EXERCISE GOAL
Each record is to be transcribed exactly.

SUPPLIED RECORDS

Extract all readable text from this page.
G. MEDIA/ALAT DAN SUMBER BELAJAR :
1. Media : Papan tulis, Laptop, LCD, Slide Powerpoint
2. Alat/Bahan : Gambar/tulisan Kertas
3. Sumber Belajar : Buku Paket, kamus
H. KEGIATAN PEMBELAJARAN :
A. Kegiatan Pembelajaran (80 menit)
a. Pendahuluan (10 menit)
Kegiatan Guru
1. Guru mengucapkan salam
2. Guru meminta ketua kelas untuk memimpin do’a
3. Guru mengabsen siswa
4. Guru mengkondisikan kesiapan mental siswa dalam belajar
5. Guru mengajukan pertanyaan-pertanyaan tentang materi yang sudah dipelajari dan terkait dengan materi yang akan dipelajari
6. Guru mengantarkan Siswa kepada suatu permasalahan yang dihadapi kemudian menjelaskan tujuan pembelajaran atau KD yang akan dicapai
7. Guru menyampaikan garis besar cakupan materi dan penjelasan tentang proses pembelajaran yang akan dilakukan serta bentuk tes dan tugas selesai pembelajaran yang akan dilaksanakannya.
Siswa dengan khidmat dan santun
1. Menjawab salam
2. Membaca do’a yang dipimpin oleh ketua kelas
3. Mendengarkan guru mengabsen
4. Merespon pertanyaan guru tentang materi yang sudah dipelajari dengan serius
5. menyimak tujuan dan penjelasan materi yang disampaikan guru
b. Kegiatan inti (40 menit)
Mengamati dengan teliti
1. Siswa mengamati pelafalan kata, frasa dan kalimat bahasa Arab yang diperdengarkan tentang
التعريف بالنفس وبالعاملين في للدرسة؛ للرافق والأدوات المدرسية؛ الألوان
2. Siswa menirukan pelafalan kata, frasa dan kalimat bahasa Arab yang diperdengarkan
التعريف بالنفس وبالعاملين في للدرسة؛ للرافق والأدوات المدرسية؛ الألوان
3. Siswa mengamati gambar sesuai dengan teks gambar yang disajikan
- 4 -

THE SOLUTION
Extract all readable text from this page.
G. MEDIA/ALAT DAN SUMBER BELAJAR :
1. Media : Papan tulis, Laptop, LCD, Slide Powerpoint
2. Alat/Bahan : Gambar/tulisan Kertas
3. Sumber Belajar : Buku Paket, kamus
H. KEGIATAN PEMBELAJARAN :
A. Kegiatan Pembelajaran (80 menit)
a. Pendahuluan (10 menit)
Kegiatan Guru
1. Guru mengucapkan salam
2. Guru meminta ketua kelas untuk memimpin do’a
3. Guru mengabsen siswa
4. Guru mengkondisikan kesiapan mental siswa dalam belajar
5. Guru mengajukan pertanyaan-pertanyaan tentang materi yang sudah dipelajari dan terkait dengan materi yang akan dipelajari
6. Guru mengantarkan Siswa kepada suatu permasalahan yang dihadapi kemudian menjelaskan tujuan pembelajaran atau KD yang akan dicapai
7. Guru menyampaikan garis besar cakupan materi dan penjelasan tentang proses pembelajaran yang akan dilakukan serta bentuk tes dan tugas selesai pembelajaran yang akan dilaksanakannya.
Siswa dengan khidmat dan santun
1. Menjawab salam
2. Membaca do’a yang dipimpin oleh ketua kelas
3. Mendengarkan guru mengabsen
4. Merespon pertanyaan guru tentang materi yang sudah dipelajari dengan serius
5. menyimak tujuan dan penjelasan materi yang disampaikan guru
b. Kegiatan inti (40 menit)
Mengamati dengan teliti
1. Siswa mengamati pelafalan kata, frasa dan kalimat bahasa Arab yang diperdengarkan tentang
التعريف بالنفس وبالعاملين في للدرسة؛ للرافق والأدوات المدرسية؛ الألوان
2. Siswa menirukan pelafalan kata, frasa dan kalimat bahasa Arab yang diperdengarkan
التعريف بالنفس وبالعاملين في للدرسة؛ للرافق والأدوات المدرسية؛ الألوان
3. Siswa mengamati gambar sesuai dengan teks gambar yang disajikan
- 4 -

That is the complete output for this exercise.